* Your task
Reproduce word for word the lines below from the one containing "For every button, label, input, icon, or" through the one containing "lat-label: 20N <box>24 565 50 581</box>", including both of those lines.

:::

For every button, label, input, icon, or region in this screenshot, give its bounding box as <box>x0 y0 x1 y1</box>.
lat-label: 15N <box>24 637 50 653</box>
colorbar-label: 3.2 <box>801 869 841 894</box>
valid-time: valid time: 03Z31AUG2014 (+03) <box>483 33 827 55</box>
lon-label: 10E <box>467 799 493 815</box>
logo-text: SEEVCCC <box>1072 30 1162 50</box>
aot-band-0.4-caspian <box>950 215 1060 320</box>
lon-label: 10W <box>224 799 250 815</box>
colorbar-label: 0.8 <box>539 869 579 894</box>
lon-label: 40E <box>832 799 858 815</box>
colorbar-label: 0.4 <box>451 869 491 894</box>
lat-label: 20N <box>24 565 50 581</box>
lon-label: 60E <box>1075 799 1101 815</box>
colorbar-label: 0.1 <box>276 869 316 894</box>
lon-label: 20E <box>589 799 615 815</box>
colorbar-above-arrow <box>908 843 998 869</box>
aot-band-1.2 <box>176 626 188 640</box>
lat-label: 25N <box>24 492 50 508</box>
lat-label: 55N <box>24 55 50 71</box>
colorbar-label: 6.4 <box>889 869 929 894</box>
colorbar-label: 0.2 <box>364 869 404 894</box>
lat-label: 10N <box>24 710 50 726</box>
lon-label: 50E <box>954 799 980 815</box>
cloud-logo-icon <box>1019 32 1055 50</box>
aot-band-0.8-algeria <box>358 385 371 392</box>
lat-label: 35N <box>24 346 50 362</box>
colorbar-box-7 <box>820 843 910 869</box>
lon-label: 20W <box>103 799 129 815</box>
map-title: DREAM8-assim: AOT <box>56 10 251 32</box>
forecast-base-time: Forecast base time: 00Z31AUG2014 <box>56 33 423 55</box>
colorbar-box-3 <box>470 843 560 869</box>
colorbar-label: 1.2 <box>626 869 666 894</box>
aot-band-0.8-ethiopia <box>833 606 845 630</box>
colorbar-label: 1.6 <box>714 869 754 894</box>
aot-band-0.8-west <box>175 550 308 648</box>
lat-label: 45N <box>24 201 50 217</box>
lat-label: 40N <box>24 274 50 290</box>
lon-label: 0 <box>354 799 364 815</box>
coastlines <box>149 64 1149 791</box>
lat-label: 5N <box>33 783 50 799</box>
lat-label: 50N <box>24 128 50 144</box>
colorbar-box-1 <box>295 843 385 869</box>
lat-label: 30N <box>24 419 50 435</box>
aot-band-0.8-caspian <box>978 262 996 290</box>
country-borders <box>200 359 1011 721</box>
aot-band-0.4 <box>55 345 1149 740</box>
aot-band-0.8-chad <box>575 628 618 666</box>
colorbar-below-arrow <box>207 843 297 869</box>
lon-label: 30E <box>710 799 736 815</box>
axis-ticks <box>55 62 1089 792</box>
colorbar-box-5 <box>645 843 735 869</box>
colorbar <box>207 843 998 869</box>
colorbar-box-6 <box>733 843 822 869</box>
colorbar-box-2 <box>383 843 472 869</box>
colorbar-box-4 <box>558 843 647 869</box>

:::

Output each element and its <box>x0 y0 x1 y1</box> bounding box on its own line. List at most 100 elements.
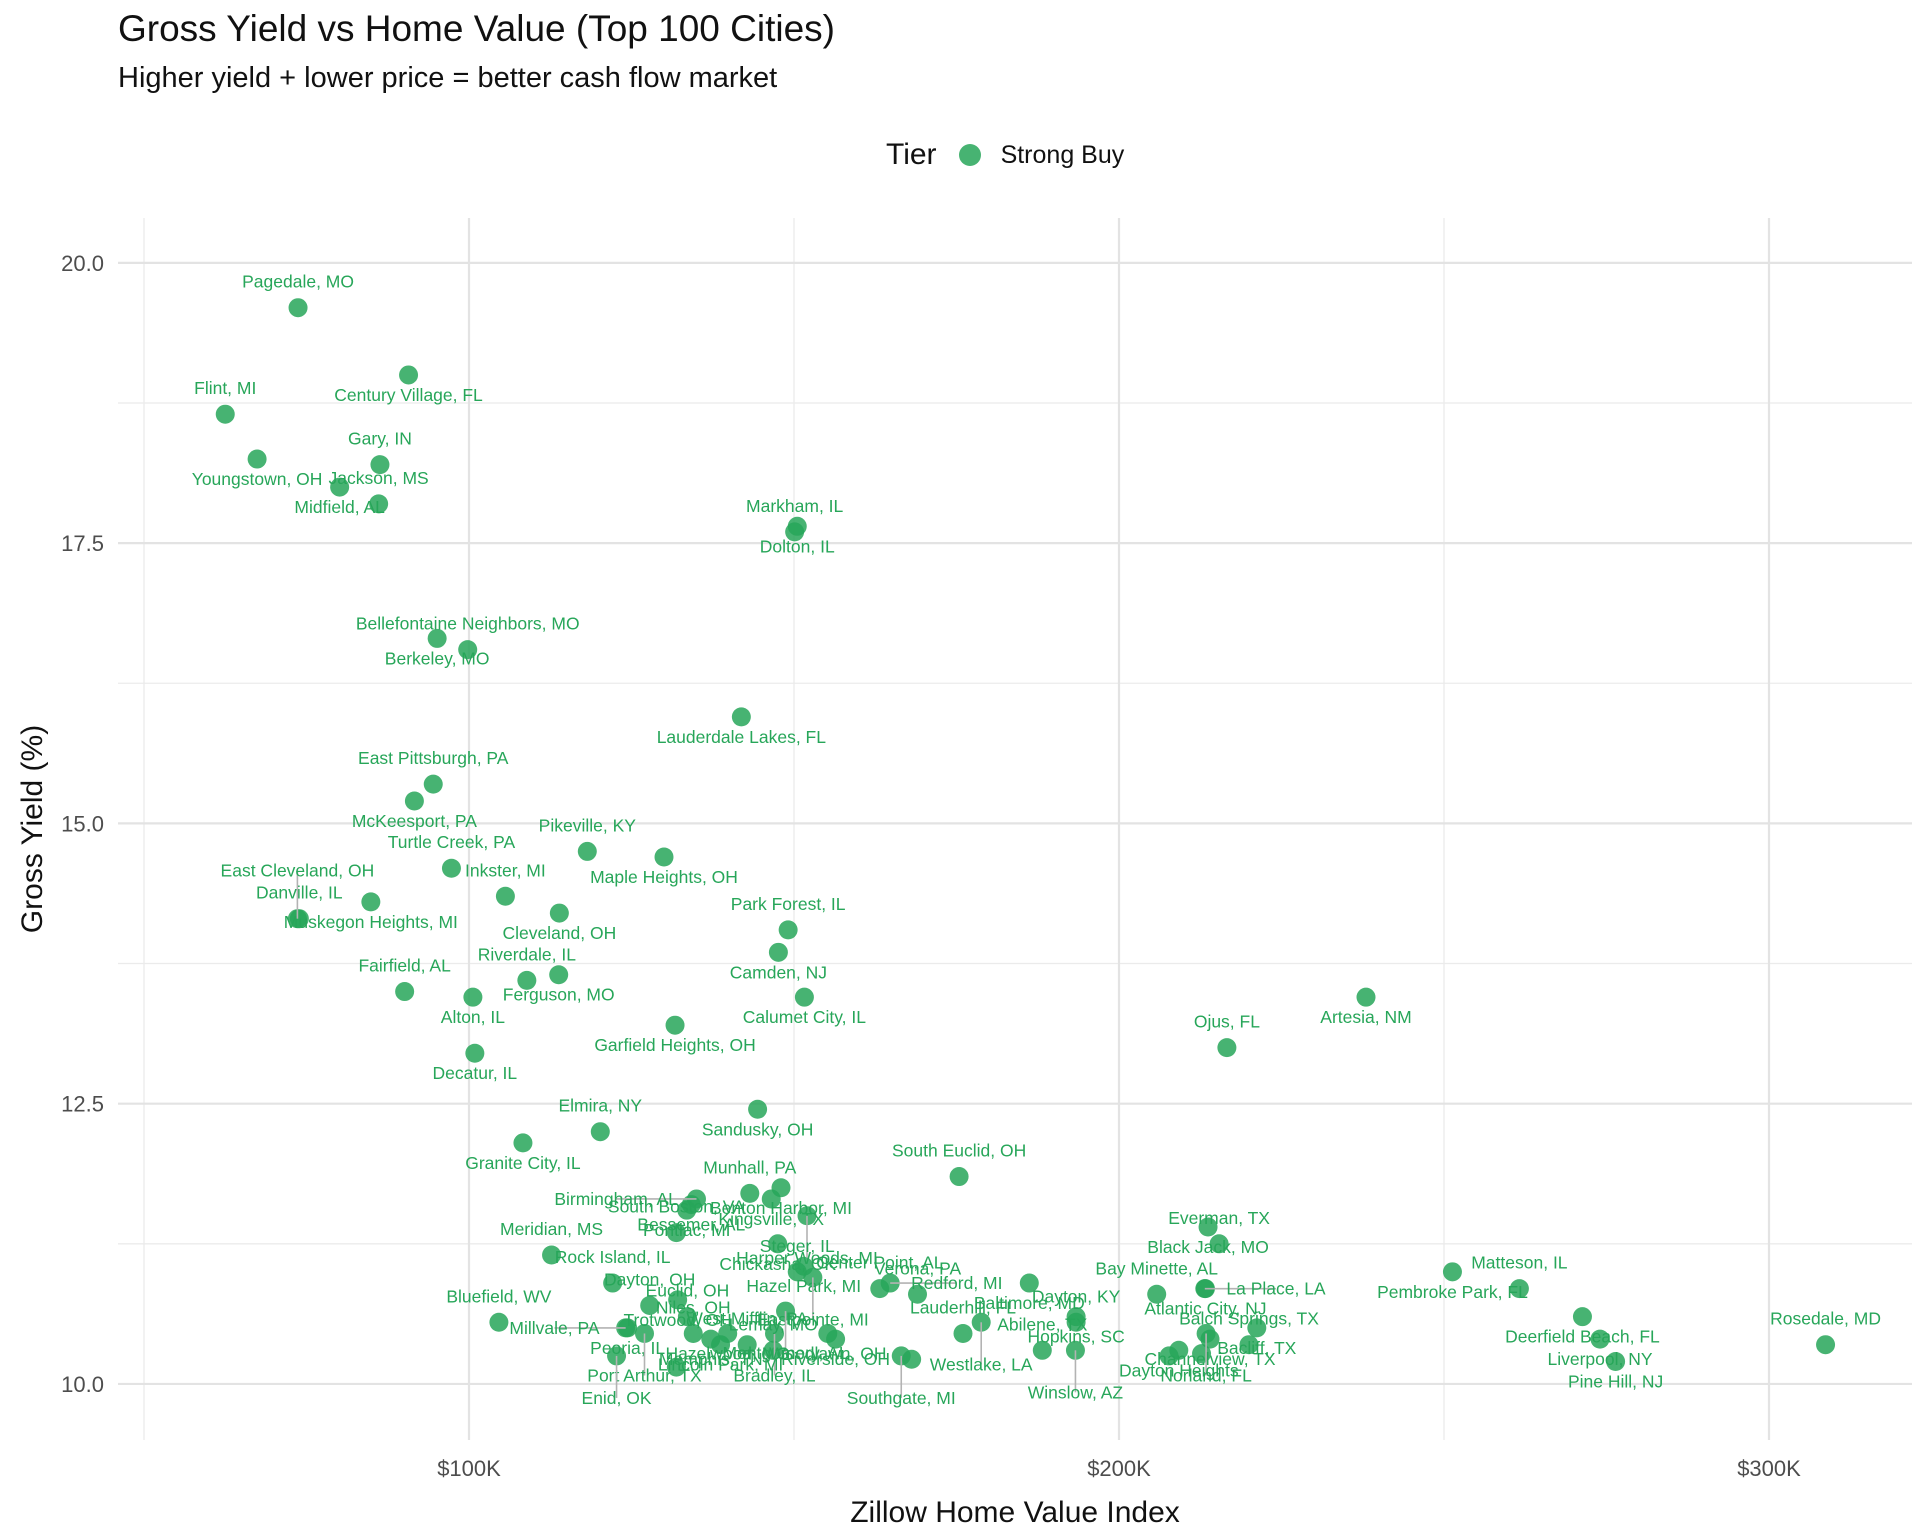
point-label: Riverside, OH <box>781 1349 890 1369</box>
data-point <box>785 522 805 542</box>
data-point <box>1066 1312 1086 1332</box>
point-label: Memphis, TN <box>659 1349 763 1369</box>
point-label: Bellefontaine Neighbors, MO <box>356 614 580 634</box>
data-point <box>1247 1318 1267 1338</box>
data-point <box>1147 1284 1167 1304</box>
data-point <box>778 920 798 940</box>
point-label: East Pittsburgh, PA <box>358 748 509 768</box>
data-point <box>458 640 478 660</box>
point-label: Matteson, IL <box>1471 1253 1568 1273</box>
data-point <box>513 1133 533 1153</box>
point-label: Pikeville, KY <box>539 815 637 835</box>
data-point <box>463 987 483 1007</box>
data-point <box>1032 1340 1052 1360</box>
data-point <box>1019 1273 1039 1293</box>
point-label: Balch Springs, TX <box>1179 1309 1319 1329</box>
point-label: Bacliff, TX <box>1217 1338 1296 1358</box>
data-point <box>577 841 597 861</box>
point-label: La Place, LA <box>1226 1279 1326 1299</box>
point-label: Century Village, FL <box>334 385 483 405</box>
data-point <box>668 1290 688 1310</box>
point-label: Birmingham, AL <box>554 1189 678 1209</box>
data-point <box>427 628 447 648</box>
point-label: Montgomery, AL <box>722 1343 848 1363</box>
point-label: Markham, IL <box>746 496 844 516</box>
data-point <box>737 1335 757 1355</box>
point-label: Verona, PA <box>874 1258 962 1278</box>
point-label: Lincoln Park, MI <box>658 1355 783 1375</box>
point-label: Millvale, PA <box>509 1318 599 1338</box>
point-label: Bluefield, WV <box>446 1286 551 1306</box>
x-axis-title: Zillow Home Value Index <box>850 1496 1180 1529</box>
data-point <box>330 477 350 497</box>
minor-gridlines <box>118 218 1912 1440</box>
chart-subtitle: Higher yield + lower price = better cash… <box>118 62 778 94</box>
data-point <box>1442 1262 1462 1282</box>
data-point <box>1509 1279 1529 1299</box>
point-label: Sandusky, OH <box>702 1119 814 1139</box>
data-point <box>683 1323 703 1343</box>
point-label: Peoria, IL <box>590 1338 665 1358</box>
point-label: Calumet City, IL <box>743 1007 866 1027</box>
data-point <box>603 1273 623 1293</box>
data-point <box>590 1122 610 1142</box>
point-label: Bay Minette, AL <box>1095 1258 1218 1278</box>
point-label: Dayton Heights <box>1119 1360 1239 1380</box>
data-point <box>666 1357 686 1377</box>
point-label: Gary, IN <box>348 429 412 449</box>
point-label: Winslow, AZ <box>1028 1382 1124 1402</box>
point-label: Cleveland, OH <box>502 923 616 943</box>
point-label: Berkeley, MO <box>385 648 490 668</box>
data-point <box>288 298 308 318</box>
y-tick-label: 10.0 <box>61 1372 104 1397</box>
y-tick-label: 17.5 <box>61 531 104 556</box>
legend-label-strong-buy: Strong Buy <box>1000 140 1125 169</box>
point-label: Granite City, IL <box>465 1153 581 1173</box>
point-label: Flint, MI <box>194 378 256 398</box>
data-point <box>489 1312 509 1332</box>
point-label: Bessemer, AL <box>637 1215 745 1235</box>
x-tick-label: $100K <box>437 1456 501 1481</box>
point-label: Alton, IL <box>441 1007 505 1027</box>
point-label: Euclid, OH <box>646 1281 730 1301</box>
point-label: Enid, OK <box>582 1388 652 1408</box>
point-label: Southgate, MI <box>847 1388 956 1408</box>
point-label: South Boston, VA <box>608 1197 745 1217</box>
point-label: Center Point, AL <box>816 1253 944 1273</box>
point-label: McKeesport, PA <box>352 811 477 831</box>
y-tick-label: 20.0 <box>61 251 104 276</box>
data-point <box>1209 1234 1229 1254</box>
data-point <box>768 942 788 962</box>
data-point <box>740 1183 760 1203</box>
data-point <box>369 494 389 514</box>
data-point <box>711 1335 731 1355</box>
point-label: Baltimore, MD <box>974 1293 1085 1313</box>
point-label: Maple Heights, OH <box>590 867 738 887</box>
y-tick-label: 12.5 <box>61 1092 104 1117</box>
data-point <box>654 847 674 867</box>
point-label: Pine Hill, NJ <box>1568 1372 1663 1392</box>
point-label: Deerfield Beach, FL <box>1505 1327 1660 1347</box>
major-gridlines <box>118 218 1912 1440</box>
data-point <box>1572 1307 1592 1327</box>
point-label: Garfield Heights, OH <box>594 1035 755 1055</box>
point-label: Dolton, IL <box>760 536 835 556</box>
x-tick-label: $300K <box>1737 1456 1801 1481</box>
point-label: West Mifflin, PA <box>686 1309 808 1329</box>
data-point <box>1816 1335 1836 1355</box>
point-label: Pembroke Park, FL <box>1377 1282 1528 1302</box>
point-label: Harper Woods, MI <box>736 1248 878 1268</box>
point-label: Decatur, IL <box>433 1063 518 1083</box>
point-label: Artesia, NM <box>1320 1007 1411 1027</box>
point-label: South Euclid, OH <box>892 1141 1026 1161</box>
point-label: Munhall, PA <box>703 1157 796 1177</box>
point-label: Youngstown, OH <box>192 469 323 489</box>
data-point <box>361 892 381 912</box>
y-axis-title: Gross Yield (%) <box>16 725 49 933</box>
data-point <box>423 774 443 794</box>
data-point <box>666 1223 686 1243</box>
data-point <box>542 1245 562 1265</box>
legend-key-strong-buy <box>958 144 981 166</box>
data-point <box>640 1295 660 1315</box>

:::

* The answer
For every button, label, input, icon, or region in this screenshot, give its bounding box as <box>x0 y0 x1 y1</box>.
lat-label: 15N <box>24 637 50 653</box>
colorbar-label: 3.2 <box>801 869 841 894</box>
valid-time: valid time: 03Z31AUG2014 (+03) <box>483 33 827 55</box>
lon-label: 10E <box>467 799 493 815</box>
logo-text: SEEVCCC <box>1072 30 1162 50</box>
aot-band-0.4-caspian <box>950 215 1060 320</box>
lon-label: 10W <box>224 799 250 815</box>
colorbar-label: 0.8 <box>539 869 579 894</box>
lon-label: 40E <box>832 799 858 815</box>
colorbar-label: 0.4 <box>451 869 491 894</box>
lat-label: 20N <box>24 565 50 581</box>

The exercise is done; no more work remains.